Fragmento de la reseña

De los críticos literarios, me gustan los que llevan
el poeta al mundo del lector. Los que saben dialogar con él. Los que disciernen
entre los versos y extraen la belleza. Pues no hay que olvidarla nunca. En la
vida eso es lo que hay, poetas contemplando el mundo y tratando de crear una
visión peculiar, una poética, un ritmo en el que la vida se refleje viva.
Después de leer largamente una época, se podrá extraer una constante, algo que
tal vez los propios poetas no ven, algo que los atraviesa a todos. ¿Qué será?
Quizá lecturas comunes, circunstancias históricas generacionales, la misma
noticia leída en el periódico, un profesor con grandes ideas en su cátedra… A
esas constantes las podemos llamar “época”, “escuela” o “estilo”. Aunque esta
última palabra es peligrosa, ya que estilo puede ser, también, lo contrario. Es
decir, los recursos con que un poeta, de manera dulce o desesperada, intenta
distanciarse de lo común. Las grandes palabras como “Neoclásico”,
“Romanticismo” o “Modernismo”, serían consecuencias, construcciones históricas
que los propios autores o sus críticos posteriores imponen o combaten. Se va
construyendo de abajo hacia arriba. De lo particular a lo general. Aunque lo
general no siempre sirva para todo, y se deba de pulir de manera constante. No es lo que
existe en este libro, desafortunadamente, el cual se estructura en grandes
periodos históricos (Neoclásico, Romanticismo, Modernismo, Vanguardia) para dar
paso a otros periodos temerariamente bautizados por el autor (Neorromanticismo,
Posmodernismo y Anfiguardia). Una vez que se establecieron estas categorías inamovibles
viene el divertido intento de hacer caber a los autores en ellas. Díaz Mirón
tiene que encajar en el Modernismo completito, sin importar que tenga una etapa
romántica en su juventud. Hay demasiadas inexactitudes en la argumentación como
para confiar en que el autor conoce bien los periodos que trata (no menciona a
la Arcadia, hace contemporánea la Academia de Letrán de El Renacimiento de Altamirano, omite a Manuel Carpio y a José
Joaquín Pesado pero le da un significativo lugar a Antonio Plaza, asegura que
López Velarde dedicó La sangre devota a
Salvador Díaz Mirón, da mal los datos biográficos de Amado Nervo, sugiere comparar
la poesía de Gutiérrez Nájera –muerto en 1895– con la de Francisco González León
–cuyas obras representativas sólo se escribieron hasta 1917–, etc.). A pesar de todo,
página tras página, el autor nos dice cuál es la lectura correcta de una época
o de un autor. Si a nosotros nos gusta, por ejemplo, un poema de Salvador Díaz
Mirón por su sonoridad, erramos lastimosamente. Eso se debe a que no sabemos
que el mejor Díaz Mirón es el de los poemas más “íntimos”. Algunos poemas de
Juan de Dios Peza “aún se dejan leer”. Eso quiere decir que si preferimos
otros, estamos completamente desencaminados. Y se enuncia todo en una tercera
persona impersonal para que parezca más científico todo. Se necesitan críticos de
poesía, se dice en el prólogo. No lo niego. Pero la crítica que se propone aquí
es la vieja preceptora con una regla en la mano para castigar a los que leen lo
que no se debe: “¿Cómo es posible que te guste ese autor que nada aporta al acto sémico?” ¿Y cuáles son las ideas
fundamentales del libro? Básicamente: que las grandes obras de la poesía
mexicana no lo son tanto. Son más interesantes las menos ambiciosas. Me parece
desproporcionado preferir a ciertos poetas actuales que a Ramón López Velarde.

Datos proporcionados
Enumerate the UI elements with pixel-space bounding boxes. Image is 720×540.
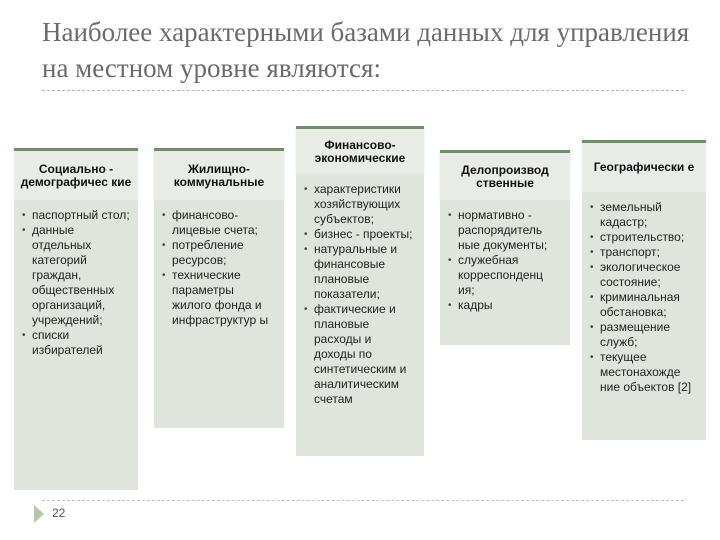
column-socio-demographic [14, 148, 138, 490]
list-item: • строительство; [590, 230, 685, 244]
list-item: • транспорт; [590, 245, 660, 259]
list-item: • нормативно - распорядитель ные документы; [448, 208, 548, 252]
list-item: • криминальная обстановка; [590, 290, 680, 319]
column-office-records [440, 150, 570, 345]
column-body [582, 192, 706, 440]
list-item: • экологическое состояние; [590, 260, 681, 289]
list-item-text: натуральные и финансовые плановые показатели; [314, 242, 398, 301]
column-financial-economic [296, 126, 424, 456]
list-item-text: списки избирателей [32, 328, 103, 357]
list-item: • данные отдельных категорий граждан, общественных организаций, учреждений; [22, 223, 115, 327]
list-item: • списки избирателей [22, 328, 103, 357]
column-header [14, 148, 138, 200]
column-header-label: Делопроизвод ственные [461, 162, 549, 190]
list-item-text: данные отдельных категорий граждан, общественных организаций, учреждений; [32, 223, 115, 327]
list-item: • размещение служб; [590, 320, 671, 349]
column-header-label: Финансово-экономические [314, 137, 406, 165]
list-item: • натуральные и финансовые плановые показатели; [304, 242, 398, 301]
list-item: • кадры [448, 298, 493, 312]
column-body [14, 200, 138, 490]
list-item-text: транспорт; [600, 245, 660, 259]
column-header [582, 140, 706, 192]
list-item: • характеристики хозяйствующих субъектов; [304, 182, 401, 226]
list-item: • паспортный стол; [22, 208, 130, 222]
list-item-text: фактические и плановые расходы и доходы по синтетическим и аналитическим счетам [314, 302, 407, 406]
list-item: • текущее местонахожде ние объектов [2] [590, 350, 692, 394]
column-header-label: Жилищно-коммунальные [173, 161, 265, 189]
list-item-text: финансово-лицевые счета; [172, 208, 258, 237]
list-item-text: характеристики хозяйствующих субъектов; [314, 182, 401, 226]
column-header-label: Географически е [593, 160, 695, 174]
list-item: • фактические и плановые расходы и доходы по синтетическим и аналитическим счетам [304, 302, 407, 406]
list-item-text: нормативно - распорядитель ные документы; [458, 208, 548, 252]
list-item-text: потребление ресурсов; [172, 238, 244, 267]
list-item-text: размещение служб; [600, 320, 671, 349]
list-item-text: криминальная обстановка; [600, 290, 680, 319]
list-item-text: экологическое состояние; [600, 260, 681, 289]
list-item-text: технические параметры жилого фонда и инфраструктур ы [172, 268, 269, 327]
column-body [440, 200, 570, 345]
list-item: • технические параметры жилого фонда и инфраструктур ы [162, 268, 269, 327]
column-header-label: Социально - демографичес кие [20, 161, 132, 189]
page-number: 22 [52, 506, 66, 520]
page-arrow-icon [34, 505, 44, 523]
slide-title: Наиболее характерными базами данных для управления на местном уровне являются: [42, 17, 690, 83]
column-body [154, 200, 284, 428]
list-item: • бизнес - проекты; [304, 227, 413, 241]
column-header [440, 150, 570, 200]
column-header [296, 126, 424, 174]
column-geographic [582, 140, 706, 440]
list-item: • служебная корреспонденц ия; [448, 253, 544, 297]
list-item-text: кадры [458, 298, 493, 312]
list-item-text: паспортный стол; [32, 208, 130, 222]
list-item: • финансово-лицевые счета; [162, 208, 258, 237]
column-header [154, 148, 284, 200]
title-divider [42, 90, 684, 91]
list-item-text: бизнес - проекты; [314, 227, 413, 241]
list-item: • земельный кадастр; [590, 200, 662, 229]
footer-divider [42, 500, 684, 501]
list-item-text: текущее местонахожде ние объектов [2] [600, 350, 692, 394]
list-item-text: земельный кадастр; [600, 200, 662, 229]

Objetivo planteado 1
Actualiza el pasaje de la reseña comprendido entre "Después de leer" y "todos. ¿Qué será?", ambos incluidos, y sustituye "largamente" por "detenidamente".
Objetivo planteado 2
Enumera todos los periodos con que, según la reseña, se estructura el libro, incluidos los que bautizó su autor.
Para resolver, básate únicamente en la reseña y no en las entradas.

Respuesta del ejercicio 1
Después de leer detenidamente una época, se podrá extraer una constante, algo que
tal vez los propios poetas no ven, algo que los atraviesa a todos. ¿Qué será?

Respuesta del ejercicio 2
Neoclásico, Romanticismo, Modernismo, Vanguardia, Neorromanticismo, Posmodernismo y Anfiguardia.